## Instruction
Your task is to copy every line of the records below that contains "entries".

## Given data
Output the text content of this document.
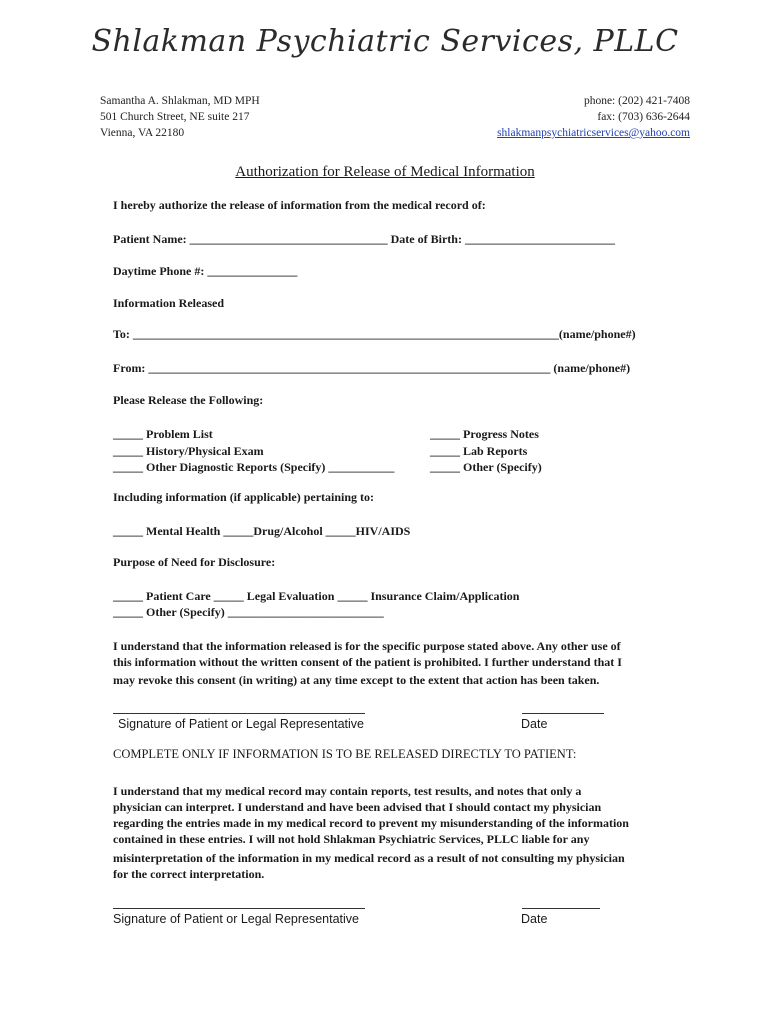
Shlakman Psychiatric Services, PLLC
Samantha A. Shlakman, MD MPH
501 Church Street, NE suite 217
Vienna, VA 22180
phone: (202) 421-7408
fax: (703) 636-2644
shlakmanpsychiatricservices@yahoo.com
Authorization for Release of Medical Information
I hereby authorize the release of information from the medical record of:
Patient Name: _________________________________ Date of Birth: _________________________
Daytime Phone #: _______________
Information Released
To: _______________________________________________________________________(name/phone#)
From: ___________________________________________________________________ (name/phone#)
Please Release the Following:
_____ Problem List
_____ History/Physical Exam
_____ Other Diagnostic Reports (Specify) ___________
_____ Progress Notes
_____ Lab Reports
_____ Other (Specify)
Including information (if applicable) pertaining to:
_____ Mental Health _____Drug/Alcohol _____HIV/AIDS
Purpose of Need for Disclosure:
_____ Patient Care _____ Legal Evaluation _____ Insurance Claim/Application
_____ Other (Specify) __________________________
I understand that the information released is for the specific purpose stated above. Any other use of
this information without the written consent of the patient is prohibited. I further understand that I
may revoke this consent (in writing) at any time except to the extent that action has been taken.
Signature of Patient or Legal Representative	Date
COMPLETE ONLY IF INFORMATION IS TO BE RELEASED DIRECTLY TO PATIENT:
I understand that my medical record may contain reports, test results, and notes that only a
physician can interpret. I understand and have been advised that I should contact my physician
regarding the entries made in my medical record to prevent my misunderstanding of the information
contained in these entries. I will not hold Shlakman Psychiatric Services, PLLC liable for any
misinterpretation of the information in my medical record as a result of not consulting my physician
for the correct interpretation.
Signature of Patient or Legal Representative	Date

## Exercise result
regarding the entries made in my medical record to prevent my misunderstanding of the information
contained in these entries. I will not hold Shlakman Psychiatric Services, PLLC liable for any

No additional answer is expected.